** begin Records provided **

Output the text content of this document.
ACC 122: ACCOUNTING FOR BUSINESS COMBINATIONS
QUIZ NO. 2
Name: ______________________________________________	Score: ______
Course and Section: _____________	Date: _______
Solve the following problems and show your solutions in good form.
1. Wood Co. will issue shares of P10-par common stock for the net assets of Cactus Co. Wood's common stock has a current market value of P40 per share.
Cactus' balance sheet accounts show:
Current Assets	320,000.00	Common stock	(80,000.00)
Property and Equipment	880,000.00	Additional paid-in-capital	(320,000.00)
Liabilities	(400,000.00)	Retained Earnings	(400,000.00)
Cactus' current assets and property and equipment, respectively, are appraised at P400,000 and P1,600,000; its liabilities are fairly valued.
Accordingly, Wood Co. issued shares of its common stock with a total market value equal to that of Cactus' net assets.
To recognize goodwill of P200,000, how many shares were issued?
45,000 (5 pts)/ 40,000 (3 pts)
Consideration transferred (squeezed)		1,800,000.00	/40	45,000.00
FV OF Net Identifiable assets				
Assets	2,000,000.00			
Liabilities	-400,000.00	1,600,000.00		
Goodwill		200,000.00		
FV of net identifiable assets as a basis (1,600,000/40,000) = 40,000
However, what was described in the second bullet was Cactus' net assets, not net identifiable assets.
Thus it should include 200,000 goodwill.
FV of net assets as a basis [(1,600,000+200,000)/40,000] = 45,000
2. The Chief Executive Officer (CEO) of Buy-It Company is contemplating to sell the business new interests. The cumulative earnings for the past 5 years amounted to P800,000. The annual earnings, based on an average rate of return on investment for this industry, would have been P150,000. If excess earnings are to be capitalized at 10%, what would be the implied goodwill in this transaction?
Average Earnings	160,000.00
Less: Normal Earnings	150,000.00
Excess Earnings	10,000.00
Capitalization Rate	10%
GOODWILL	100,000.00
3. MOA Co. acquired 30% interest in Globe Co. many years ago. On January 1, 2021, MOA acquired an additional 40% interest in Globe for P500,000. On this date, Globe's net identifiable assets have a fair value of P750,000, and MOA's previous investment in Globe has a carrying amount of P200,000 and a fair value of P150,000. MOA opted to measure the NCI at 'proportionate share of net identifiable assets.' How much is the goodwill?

** end Records provided **

■ **Goal of the exercise**:
Of the lines above, how many hold the string "have"? Answer with only the number.

■ **Complete answer**:
2